= To do =
In the material below, find each line holding the string "UANodeSet" and copy it.

[Dataset entries]
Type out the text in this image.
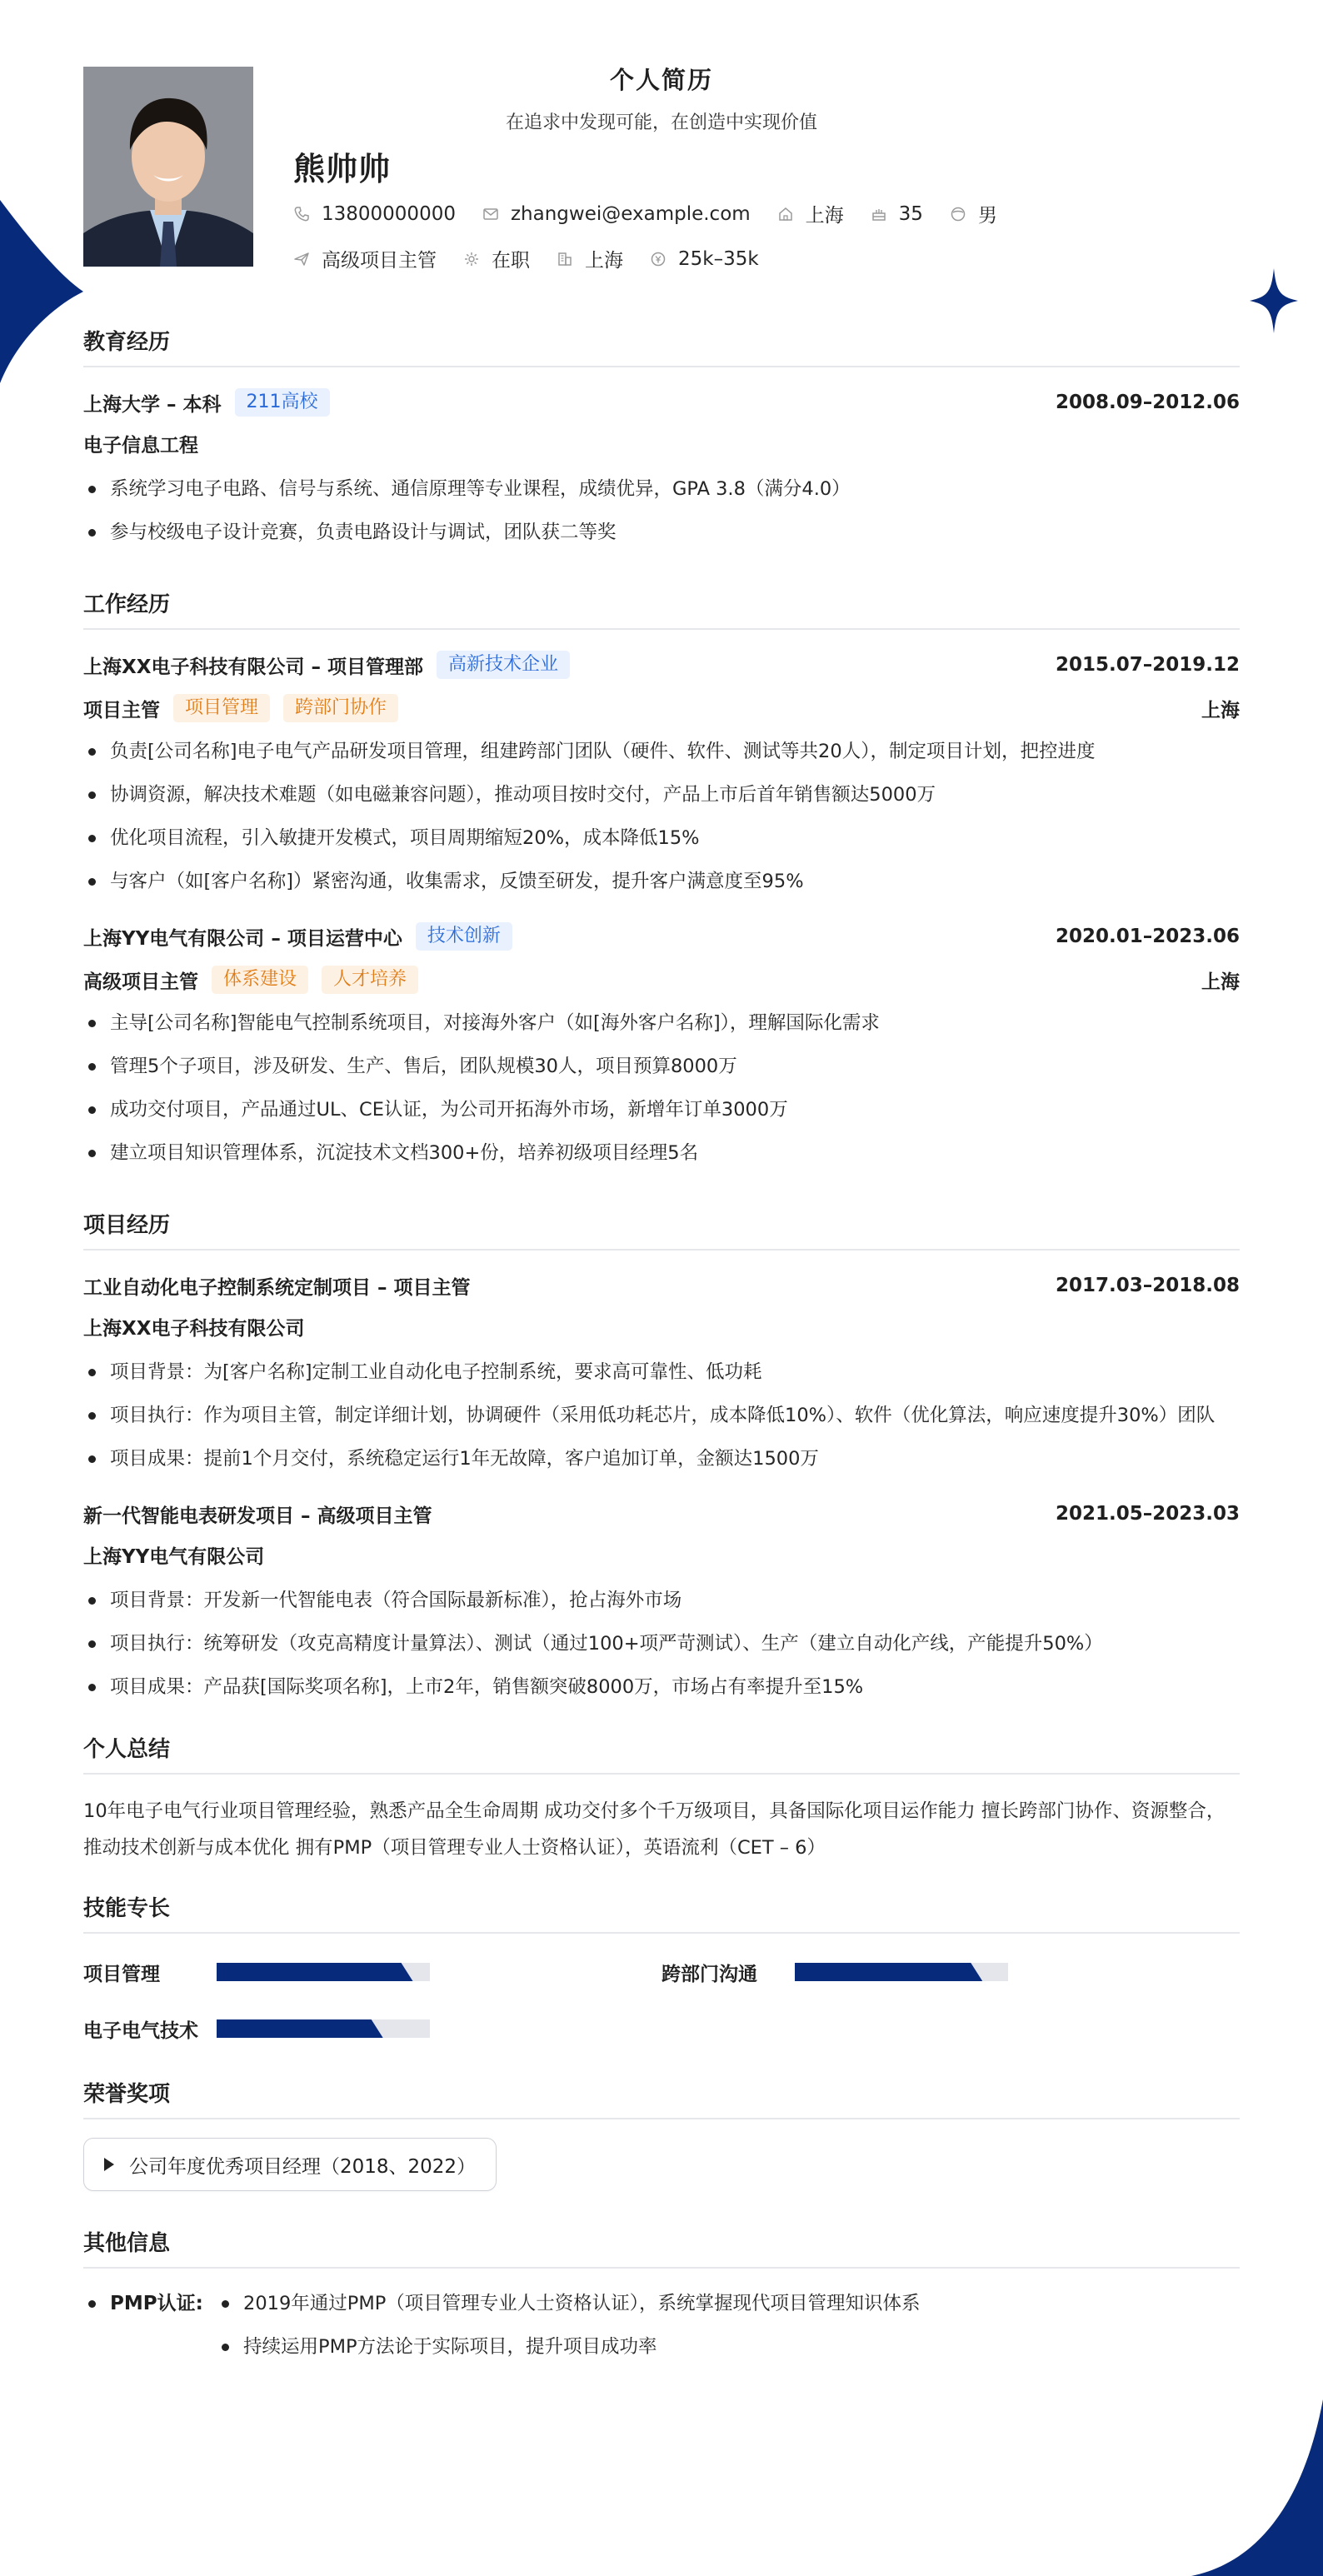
个人简历
在追求中发现可能，在创造中实现价值
熊帅帅
13800000000	zhangwei@example.com	上海	35	男
高级项目主管	在职	上海	25k–35k
教育经历
上海大学 – 本科	211高校	2008.09–2012.06
电子信息工程
系统学习电子电路、信号与系统、通信原理等专业课程，成绩优异，GPA 3.8（满分4.0）
参与校级电子设计竞赛，负责电路设计与调试，团队获二等奖
工作经历
上海XX电子科技有限公司 – 项目管理部	高新技术企业	2015.07–2019.12
项目主管	项目管理	跨部门协作	上海
负责[公司名称]电子电气产品研发项目管理，组建跨部门团队（硬件、软件、测试等共20人），制定项目计划，把控进度
协调资源，解决技术难题（如电磁兼容问题），推动项目按时交付，产品上市后首年销售额达5000万
优化项目流程，引入敏捷开发模式，项目周期缩短20%，成本降低15%
与客户（如[客户名称]）紧密沟通，收集需求，反馈至研发，提升客户满意度至95%
上海YY电气有限公司 – 项目运营中心	技术创新	2020.01–2023.06
高级项目主管	体系建设	人才培养	上海
主导[公司名称]智能电气控制系统项目，对接海外客户（如[海外客户名称]），理解国际化需求
管理5个子项目，涉及研发、生产、售后，团队规模30人，项目预算8000万
成功交付项目，产品通过UL、CE认证，为公司开拓海外市场，新增年订单3000万
建立项目知识管理体系，沉淀技术文档300+份，培养初级项目经理5名
项目经历
工业自动化电子控制系统定制项目 – 项目主管	2017.03–2018.08
上海XX电子科技有限公司
项目背景：为[客户名称]定制工业自动化电子控制系统，要求高可靠性、低功耗
项目执行：作为项目主管，制定详细计划，协调硬件（采用低功耗芯片，成本降低10%）、软件（优化算法，响应速度提升30%）团队
项目成果：提前1个月交付，系统稳定运行1年无故障，客户追加订单，金额达1500万
新一代智能电表研发项目 – 高级项目主管	2021.05–2023.03
上海YY电气有限公司
项目背景：开发新一代智能电表（符合国际最新标准），抢占海外市场
项目执行：统筹研发（攻克高精度计量算法）、测试（通过100+项严苛测试）、生产（建立自动化产线，产能提升50%）
项目成果：产品获[国际奖项名称]，上市2年，销售额突破8000万，市场占有率提升至15%
个人总结
10年电子电气行业项目管理经验，熟悉产品全生命周期 成功交付多个千万级项目，具备国际化项目运作能力 擅长跨部门协作、资源整合，推动技术创新与成本优化 拥有PMP（项目管理专业人士资格认证），英语流利（CET – 6）
技能专长
项目管理	跨部门沟通
电子电气技术
荣誉奖项
公司年度优秀项目经理（2018、2022）
其他信息
PMP认证:	2019年通过PMP（项目管理专业人士资格认证），系统掌握现代项目管理知识体系
持续运用PMP方法论于实际项目，提升项目成功率
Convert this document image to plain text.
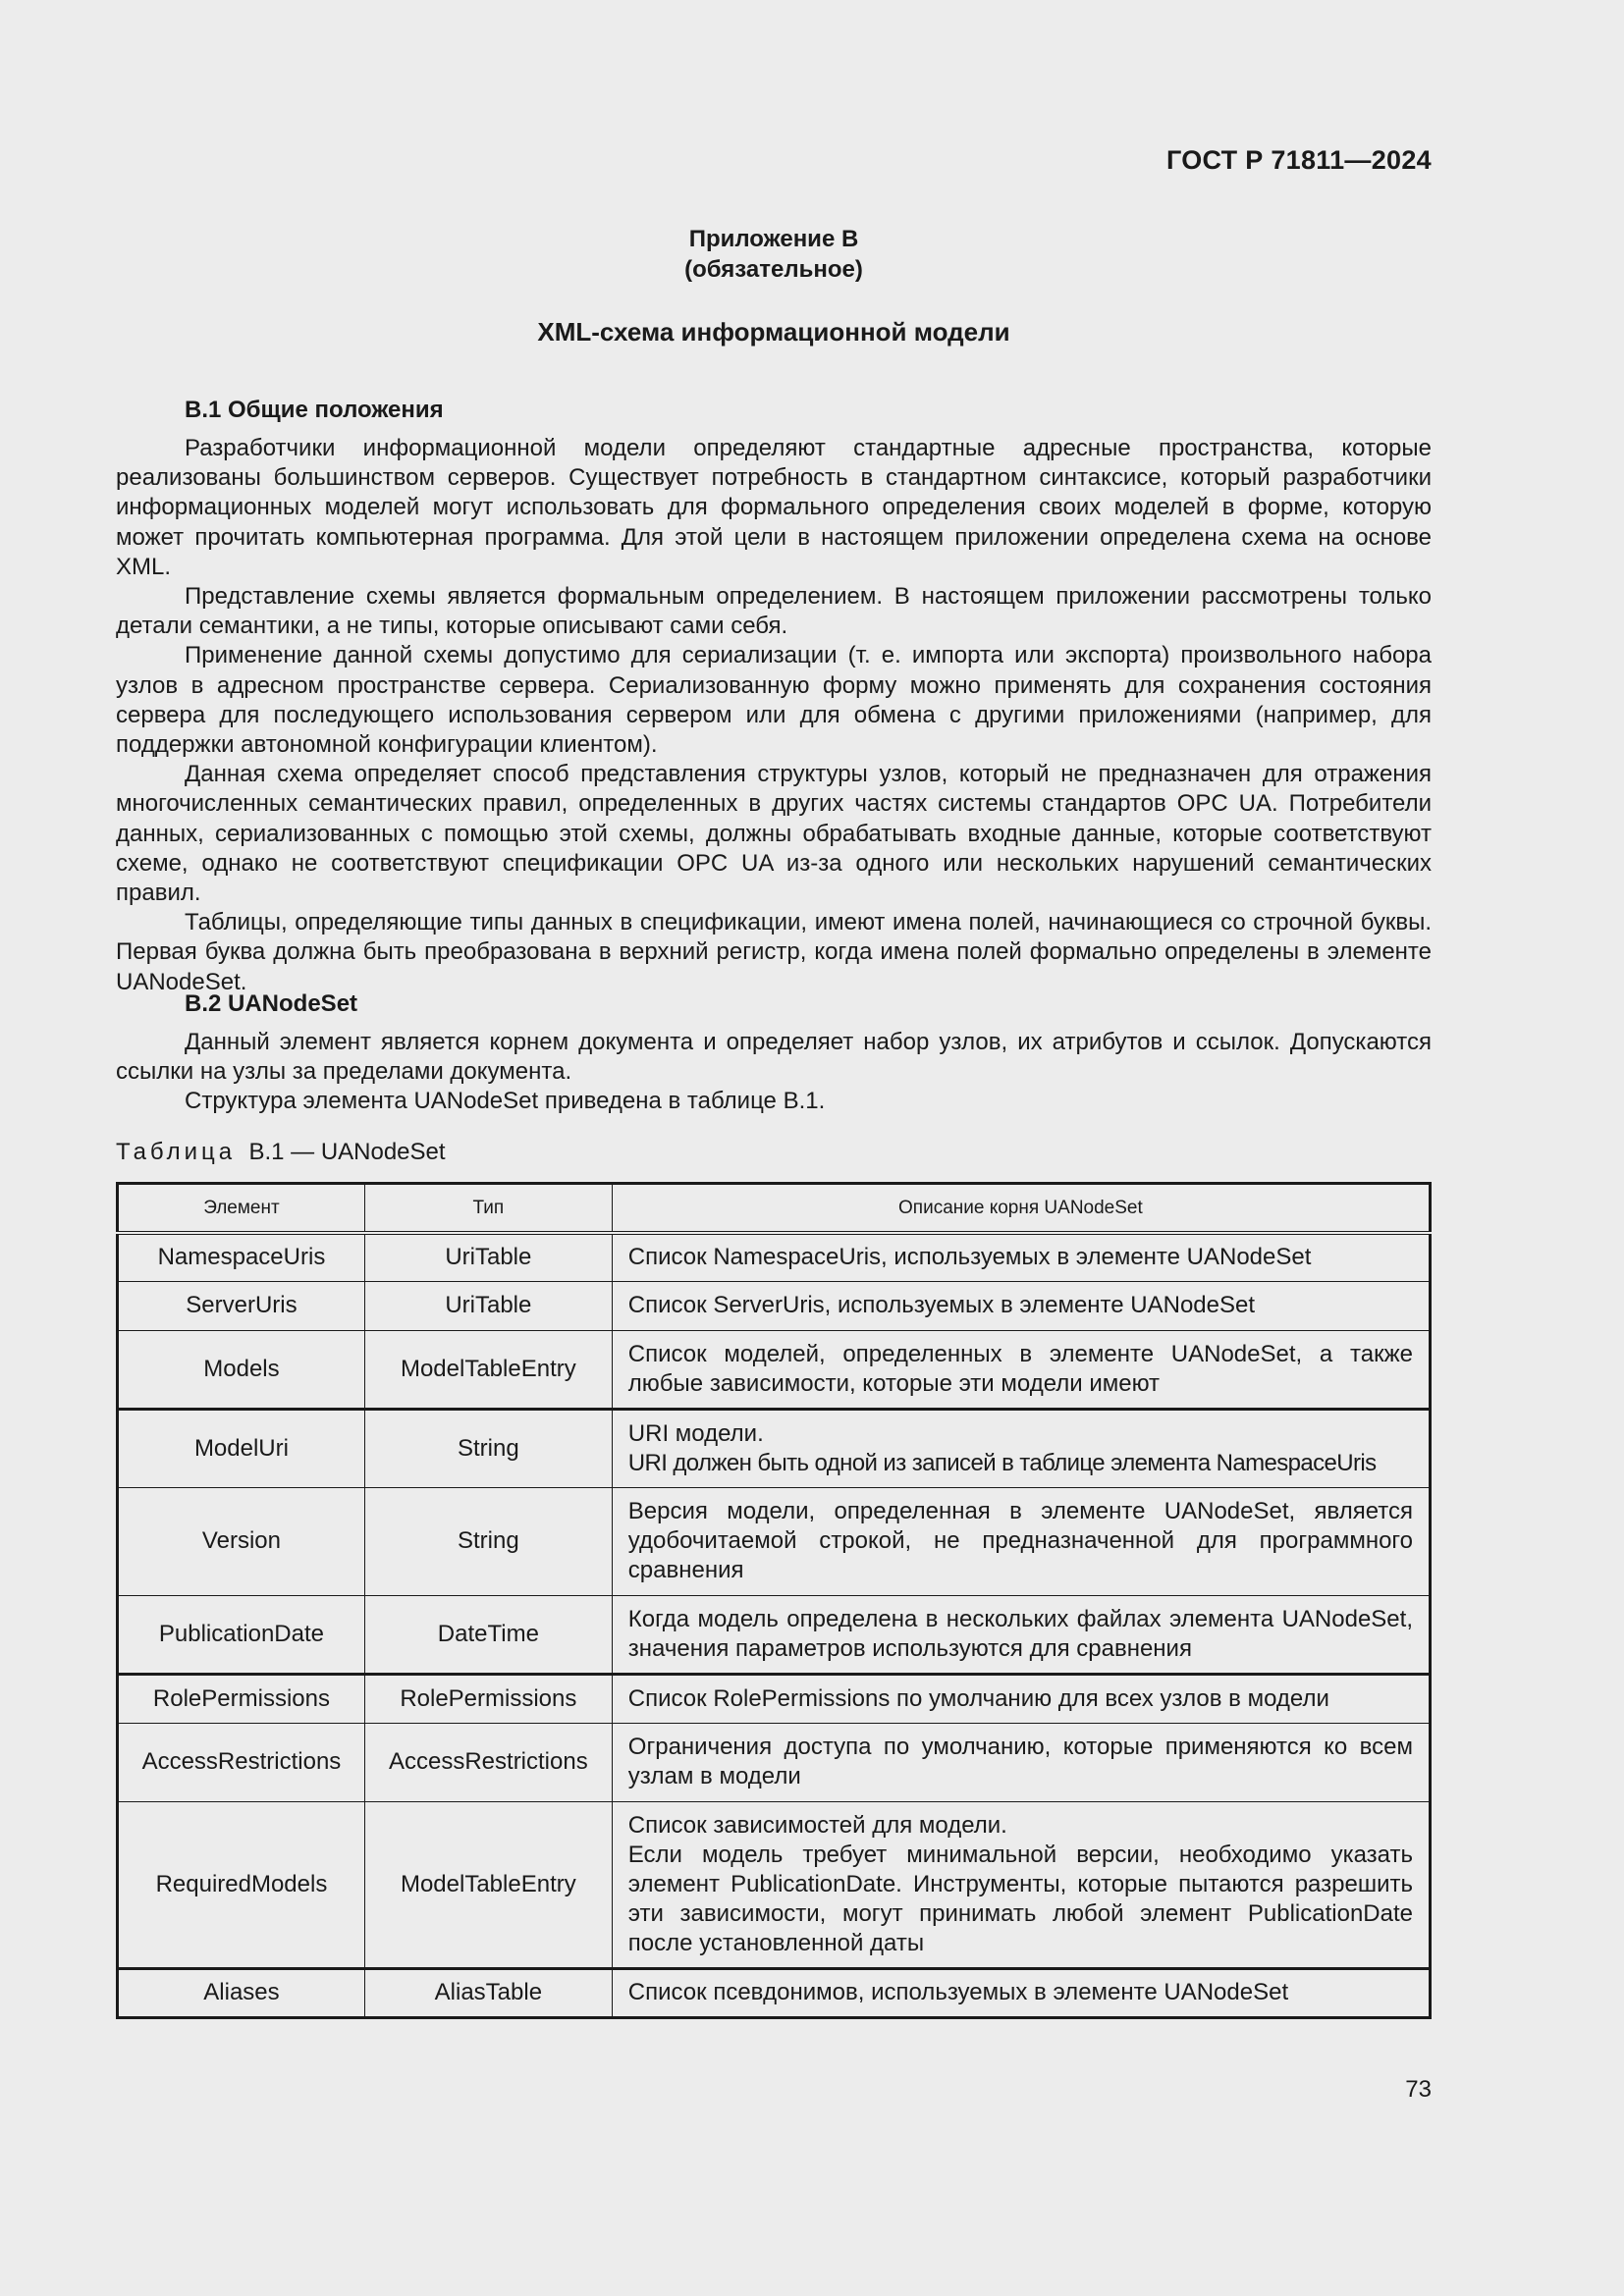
ГОСТ Р 71811—2024
Приложение В
(обязательное)
XML-схема информационной модели
В.1 Общие положения

Разработчики информационной модели определяют стандартные адресные пространства, которые реализованы большинством серверов. Существует потребность в стандартном синтаксисе, который разработчики информационных моделей могут использовать для формального определения своих моделей в форме, которую может прочитать компьютерная программа. Для этой цели в настоящем приложении определена схема на основе XML.

Представление схемы является формальным определением. В настоящем приложении рассмотрены только детали семантики, а не типы, которые описывают сами себя.

Применение данной схемы допустимо для сериализации (т. е. импорта или экспорта) произвольного набора узлов в адресном пространстве сервера. Сериализованную форму можно применять для сохранения состояния сервера для последующего использования сервером или для обмена с другими приложениями (например, для поддержки автономной конфигурации клиентом).

Данная схема определяет способ представления структуры узлов, который не предназначен для отражения многочисленных семантических правил, определенных в других частях системы стандартов OPC UA. Потребители данных, сериализованных с помощью этой схемы, должны обрабатывать входные данные, которые соответствуют схеме, однако не соответствуют спецификации OPC UA из-за одного или нескольких нарушений семантических правил.

Таблицы, определяющие типы данных в спецификации, имеют имена полей, начинающиеся со строчной буквы. Первая буква должна быть преобразована в верхний регистр, когда имена полей формально определены в элементе UANodeSet.

В.2 UANodeSet

Данный элемент является корнем документа и определяет набор узлов, их атрибутов и ссылок. Допускаются ссылки на узлы за пределами документа.

Структура элемента UANodeSet приведена в таблице В.1.

Таблица В.1 — UANodeSet
Элемент	Тип	Описание корня UANodeSet
NamespaceUris	UriTable	Список NamespaceUris, используемых в элементе UANodeSet

ServerUris	UriTable	Список ServerUris, используемых в элементе UANodeSet

Models	ModelTableEntry	Список моделей, определенных в элементе UANodeSet, а также любые зависимости, которые эти модели имеют

ModelUri	String	URI модели.

URI должен быть одной из записей в таблице элемента NamespaceUris

Version	String	Версия модели, определенная в элементе UANodeSet, является удобочитаемой строкой, не предназначенной для программного сравнения

PublicationDate	DateTime	Когда модель определена в нескольких файлах элемента UANodeSet, значения параметров используются для сравнения

RolePermissions	RolePermissions	Список RolePermissions по умолчанию для всех узлов в модели

AccessRestrictions	AccessRestrictions	Ограничения доступа по умолчанию, которые применяются ко всем узлам в модели

RequiredModels	ModelTableEntry	Список зависимостей для модели.

Если модель требует минимальной версии, необходимо указать элемент PublicationDate. Инструменты, которые пытаются разрешить эти зависимости, могут принимать любой элемент PublicationDate после установленной даты

Aliases	AliasTable	Список псевдонимов, используемых в элементе UANodeSet

73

= Exercise solution =
Таблицы, определяющие типы данных в спецификации, имеют имена полей, начинающиеся со строчной буквы. Первая буква должна быть преобразована в верхний регистр, когда имена полей формально определены в элементе UANodeSet.
В.2 UANodeSet
Структура элемента UANodeSet приведена в таблице В.1.
Таблица В.1 — UANodeSet
Элемент	Тип	Описание корня UANodeSet
NamespaceUris	UriTable	Список NamespaceUris, используемых в элементе UANodeSet
ServerUris	UriTable	Список ServerUris, используемых в элементе UANodeSet
Models	ModelTableEntry	Список моделей, определенных в элементе UANodeSet, а также любые зависимости, которые эти модели имеют
Version	String	Версия модели, определенная в элементе UANodeSet, является удобочитаемой строкой, не предназначенной для программного сравнения
PublicationDate	DateTime	Когда модель определена в нескольких файлах элемента UANodeSet, значения параметров используются для сравнения
Aliases	AliasTable	Список псевдонимов, используемых в элементе UANodeSet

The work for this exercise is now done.